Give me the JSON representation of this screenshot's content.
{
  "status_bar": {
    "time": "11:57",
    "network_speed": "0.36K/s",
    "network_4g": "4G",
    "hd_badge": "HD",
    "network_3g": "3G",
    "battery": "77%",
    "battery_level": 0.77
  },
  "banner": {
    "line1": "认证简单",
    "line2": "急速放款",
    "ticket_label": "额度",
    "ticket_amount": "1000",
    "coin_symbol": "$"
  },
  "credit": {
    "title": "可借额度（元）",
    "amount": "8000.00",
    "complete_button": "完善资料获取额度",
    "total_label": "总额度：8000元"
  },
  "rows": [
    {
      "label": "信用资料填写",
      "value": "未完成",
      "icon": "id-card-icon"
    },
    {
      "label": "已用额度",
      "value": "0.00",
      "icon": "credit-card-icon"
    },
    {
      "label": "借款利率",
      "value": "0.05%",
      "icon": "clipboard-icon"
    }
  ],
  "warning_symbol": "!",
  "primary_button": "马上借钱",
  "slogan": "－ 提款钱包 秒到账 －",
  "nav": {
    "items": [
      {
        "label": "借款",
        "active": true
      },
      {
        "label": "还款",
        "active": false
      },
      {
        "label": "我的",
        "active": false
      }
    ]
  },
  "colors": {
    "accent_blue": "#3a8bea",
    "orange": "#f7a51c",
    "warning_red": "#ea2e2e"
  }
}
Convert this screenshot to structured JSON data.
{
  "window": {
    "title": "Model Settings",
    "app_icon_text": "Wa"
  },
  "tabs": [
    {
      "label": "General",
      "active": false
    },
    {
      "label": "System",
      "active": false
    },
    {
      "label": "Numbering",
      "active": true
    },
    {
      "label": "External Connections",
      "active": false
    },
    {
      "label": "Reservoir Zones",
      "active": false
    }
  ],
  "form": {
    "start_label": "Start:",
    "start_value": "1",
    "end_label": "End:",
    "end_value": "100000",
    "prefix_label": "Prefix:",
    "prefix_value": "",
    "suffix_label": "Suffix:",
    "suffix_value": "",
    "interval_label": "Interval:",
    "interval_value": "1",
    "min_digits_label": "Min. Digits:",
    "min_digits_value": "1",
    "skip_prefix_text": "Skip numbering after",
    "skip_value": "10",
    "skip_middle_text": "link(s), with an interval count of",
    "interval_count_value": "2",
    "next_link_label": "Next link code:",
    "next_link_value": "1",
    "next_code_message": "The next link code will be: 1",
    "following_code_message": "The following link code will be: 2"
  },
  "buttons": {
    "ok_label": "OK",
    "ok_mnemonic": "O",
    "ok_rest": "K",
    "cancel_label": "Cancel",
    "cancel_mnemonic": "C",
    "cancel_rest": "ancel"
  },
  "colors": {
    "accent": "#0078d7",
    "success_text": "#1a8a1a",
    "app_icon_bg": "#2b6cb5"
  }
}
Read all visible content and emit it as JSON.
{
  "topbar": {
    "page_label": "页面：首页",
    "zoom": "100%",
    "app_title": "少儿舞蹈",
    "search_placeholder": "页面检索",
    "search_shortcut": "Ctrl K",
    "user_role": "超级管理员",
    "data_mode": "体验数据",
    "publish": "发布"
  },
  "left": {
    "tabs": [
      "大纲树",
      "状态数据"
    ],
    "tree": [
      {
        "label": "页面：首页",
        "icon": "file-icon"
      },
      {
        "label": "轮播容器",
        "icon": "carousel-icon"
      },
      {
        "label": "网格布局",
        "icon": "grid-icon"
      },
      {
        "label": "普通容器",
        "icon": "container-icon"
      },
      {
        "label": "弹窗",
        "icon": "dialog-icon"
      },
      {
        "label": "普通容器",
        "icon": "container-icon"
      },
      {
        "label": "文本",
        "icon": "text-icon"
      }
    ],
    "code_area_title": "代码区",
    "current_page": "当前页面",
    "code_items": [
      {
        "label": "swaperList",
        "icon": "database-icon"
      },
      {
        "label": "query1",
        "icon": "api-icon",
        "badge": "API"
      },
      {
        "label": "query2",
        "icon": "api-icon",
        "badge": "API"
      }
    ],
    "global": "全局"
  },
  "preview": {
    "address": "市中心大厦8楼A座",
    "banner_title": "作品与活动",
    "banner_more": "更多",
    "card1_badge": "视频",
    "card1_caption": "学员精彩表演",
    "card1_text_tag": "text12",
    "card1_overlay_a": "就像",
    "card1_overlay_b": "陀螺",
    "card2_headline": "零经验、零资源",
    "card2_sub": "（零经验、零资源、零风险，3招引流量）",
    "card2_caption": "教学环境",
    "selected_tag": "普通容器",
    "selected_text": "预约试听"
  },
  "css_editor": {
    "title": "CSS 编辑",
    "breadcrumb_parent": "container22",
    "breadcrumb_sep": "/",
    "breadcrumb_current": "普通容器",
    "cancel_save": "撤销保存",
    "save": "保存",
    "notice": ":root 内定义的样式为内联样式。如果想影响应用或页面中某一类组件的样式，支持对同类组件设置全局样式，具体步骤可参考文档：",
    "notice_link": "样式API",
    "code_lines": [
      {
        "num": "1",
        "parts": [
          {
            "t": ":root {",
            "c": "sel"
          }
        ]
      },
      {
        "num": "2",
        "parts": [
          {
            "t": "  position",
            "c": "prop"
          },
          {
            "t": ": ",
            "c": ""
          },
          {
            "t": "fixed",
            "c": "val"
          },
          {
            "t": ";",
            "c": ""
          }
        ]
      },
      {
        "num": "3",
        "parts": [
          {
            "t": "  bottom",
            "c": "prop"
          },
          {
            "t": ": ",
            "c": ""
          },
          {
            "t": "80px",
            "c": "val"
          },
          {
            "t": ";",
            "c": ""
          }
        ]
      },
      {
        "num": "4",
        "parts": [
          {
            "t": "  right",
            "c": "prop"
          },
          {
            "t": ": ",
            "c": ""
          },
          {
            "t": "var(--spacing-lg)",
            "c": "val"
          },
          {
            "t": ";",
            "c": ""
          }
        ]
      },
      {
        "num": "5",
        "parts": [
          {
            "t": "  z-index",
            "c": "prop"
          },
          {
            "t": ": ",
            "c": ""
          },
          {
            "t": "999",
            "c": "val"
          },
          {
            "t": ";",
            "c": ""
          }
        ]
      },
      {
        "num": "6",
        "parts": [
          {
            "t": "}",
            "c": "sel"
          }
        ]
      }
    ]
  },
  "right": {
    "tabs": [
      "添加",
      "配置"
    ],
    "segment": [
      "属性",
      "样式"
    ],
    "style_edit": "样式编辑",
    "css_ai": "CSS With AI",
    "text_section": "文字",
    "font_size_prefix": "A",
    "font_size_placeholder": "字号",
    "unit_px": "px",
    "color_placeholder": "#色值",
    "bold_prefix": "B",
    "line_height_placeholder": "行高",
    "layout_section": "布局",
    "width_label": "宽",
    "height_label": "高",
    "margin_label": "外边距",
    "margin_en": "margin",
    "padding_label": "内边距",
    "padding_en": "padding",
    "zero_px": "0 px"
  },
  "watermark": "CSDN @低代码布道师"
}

——————————

**TO BE DONE**
Quote the data above in full, changing nothing.

**COMPLETE RESPONSE**
Give me the JSON representation of this screenshot's content.
{
  "status_bar": {
    "time": "11:57",
    "network_speed": "0.36K/s",
    "network_4g": "4G",
    "hd_badge": "HD",
    "network_3g": "3G",
    "battery": "77%",
    "battery_level": 0.77
  },
  "banner": {
    "line1": "认证简单",
    "line2": "急速放款",
    "ticket_label": "额度",
    "ticket_amount": "1000",
    "coin_symbol": "$"
  },
  "credit": {
    "title": "可借额度（元）",
    "amount": "8000.00",
    "complete_button": "完善资料获取额度",
    "total_label": "总额度：8000元"
  },
  "rows": [
    {
      "label": "信用资料填写",
      "value": "未完成",
      "icon": "id-card-icon"
    },
    {
      "label": "已用额度",
      "value": "0.00",
      "icon": "credit-card-icon"
    },
    {
      "label": "借款利率",
      "value": "0.05%",
      "icon": "clipboard-icon"
    }
  ],
  "warning_symbol": "!",
  "primary_button": "马上借钱",
  "slogan": "－ 提款钱包 秒到账 －",
  "nav": {
    "items": [
      {
        "label": "借款",
        "active": true
      },
      {
        "label": "还款",
        "active": false
      },
      {
        "label": "我的",
        "active": false
      }
    ]
  },
  "colors": {
    "accent_blue": "#3a8bea",
    "orange": "#f7a51c",
    "warning_red": "#ea2e2e"
  }
}
Convert this screenshot to structured JSON data.
{
  "window": {
    "title": "Model Settings",
    "app_icon_text": "Wa"
  },
  "tabs": [
    {
      "label": "General",
      "active": false
    },
    {
      "label": "System",
      "active": false
    },
    {
      "label": "Numbering",
      "active": true
    },
    {
      "label": "External Connections",
      "active": false
    },
    {
      "label": "Reservoir Zones",
      "active": false
    }
  ],
  "form": {
    "start_label": "Start:",
    "start_value": "1",
    "end_label": "End:",
    "end_value": "100000",
    "prefix_label": "Prefix:",
    "prefix_value": "",
    "suffix_label": "Suffix:",
    "suffix_value": "",
    "interval_label": "Interval:",
    "interval_value": "1",
    "min_digits_label": "Min. Digits:",
    "min_digits_value": "1",
    "skip_prefix_text": "Skip numbering after",
    "skip_value": "10",
    "skip_middle_text": "link(s), with an interval count of",
    "interval_count_value": "2",
    "next_link_label": "Next link code:",
    "next_link_value": "1",
    "next_code_message": "The next link code will be: 1",
    "following_code_message": "The following link code will be: 2"
  },
  "buttons": {
    "ok_label": "OK",
    "ok_mnemonic": "O",
    "ok_rest": "K",
    "cancel_label": "Cancel",
    "cancel_mnemonic": "C",
    "cancel_rest": "ancel"
  },
  "colors": {
    "accent": "#0078d7",
    "success_text": "#1a8a1a",
    "app_icon_bg": "#2b6cb5"
  }
}
Read all visible content and emit it as JSON.
{
  "topbar": {
    "page_label": "页面：首页",
    "zoom": "100%",
    "app_title": "少儿舞蹈",
    "search_placeholder": "页面检索",
    "search_shortcut": "Ctrl K",
    "user_role": "超级管理员",
    "data_mode": "体验数据",
    "publish": "发布"
  },
  "left": {
    "tabs": [
      "大纲树",
      "状态数据"
    ],
    "tree": [
      {
        "label": "页面：首页",
        "icon": "file-icon"
      },
      {
        "label": "轮播容器",
        "icon": "carousel-icon"
      },
      {
        "label": "网格布局",
        "icon": "grid-icon"
      },
      {
        "label": "普通容器",
        "icon": "container-icon"
      },
      {
        "label": "弹窗",
        "icon": "dialog-icon"
      },
      {
        "label": "普通容器",
        "icon": "container-icon"
      },
      {
        "label": "文本",
        "icon": "text-icon"
      }
    ],
    "code_area_title": "代码区",
    "current_page": "当前页面",
    "code_items": [
      {
        "label": "swaperList",
        "icon": "database-icon"
      },
      {
        "label": "query1",
        "icon": "api-icon",
        "badge": "API"
      },
      {
        "label": "query2",
        "icon": "api-icon",
        "badge": "API"
      }
    ],
    "global": "全局"
  },
  "preview": {
    "address": "市中心大厦8楼A座",
    "banner_title": "作品与活动",
    "banner_more": "更多",
    "card1_badge": "视频",
    "card1_caption": "学员精彩表演",
    "card1_text_tag": "text12",
    "card1_overlay_a": "就像",
    "card1_overlay_b": "陀螺",
    "card2_headline": "零经验、零资源",
    "card2_sub": "（零经验、零资源、零风险，3招引流量）",
    "card2_caption": "教学环境",
    "selected_tag": "普通容器",
    "selected_text": "预约试听"
  },
  "css_editor": {
    "title": "CSS 编辑",
    "breadcrumb_parent": "container22",
    "breadcrumb_sep": "/",
    "breadcrumb_current": "普通容器",
    "cancel_save": "撤销保存",
    "save": "保存",
    "notice": ":root 内定义的样式为内联样式。如果想影响应用或页面中某一类组件的样式，支持对同类组件设置全局样式，具体步骤可参考文档：",
    "notice_link": "样式API",
    "code_lines": [
      {
        "num": "1",
        "parts": [
          {
            "t": ":root {",
            "c": "sel"
          }
        ]
      },
      {
        "num": "2",
        "parts": [
          {
            "t": "  position",
            "c": "prop"
          },
          {
            "t": ": ",
            "c": ""
          },
          {
            "t": "fixed",
            "c": "val"
          },
          {
            "t": ";",
            "c": ""
          }
        ]
      },
      {
        "num": "3",
        "parts": [
          {
            "t": "  bottom",
            "c": "prop"
          },
          {
            "t": ": ",
            "c": ""
          },
          {
            "t": "80px",
            "c": "val"
          },
          {
            "t": ";",
            "c": ""
          }
        ]
      },
      {
        "num": "4",
        "parts": [
          {
            "t": "  right",
            "c": "prop"
          },
          {
            "t": ": ",
            "c": ""
          },
          {
            "t": "var(--spacing-lg)",
            "c": "val"
          },
          {
            "t": ";",
            "c": ""
          }
        ]
      },
      {
        "num": "5",
        "parts": [
          {
            "t": "  z-index",
            "c": "prop"
          },
          {
            "t": ": ",
            "c": ""
          },
          {
            "t": "999",
            "c": "val"
          },
          {
            "t": ";",
            "c": ""
          }
        ]
      },
      {
        "num": "6",
        "parts": [
          {
            "t": "}",
            "c": "sel"
          }
        ]
      }
    ]
  },
  "right": {
    "tabs": [
      "添加",
      "配置"
    ],
    "segment": [
      "属性",
      "样式"
    ],
    "style_edit": "样式编辑",
    "css_ai": "CSS With AI",
    "text_section": "文字",
    "font_size_prefix": "A",
    "font_size_placeholder": "字号",
    "unit_px": "px",
    "color_placeholder": "#色值",
    "bold_prefix": "B",
    "line_height_placeholder": "行高",
    "layout_section": "布局",
    "width_label": "宽",
    "height_label": "高",
    "margin_label": "外边距",
    "margin_en": "margin",
    "padding_label": "内边距",
    "padding_en": "padding",
    "zero_px": "0 px"
  },
  "watermark": "CSDN @低代码布道师"
}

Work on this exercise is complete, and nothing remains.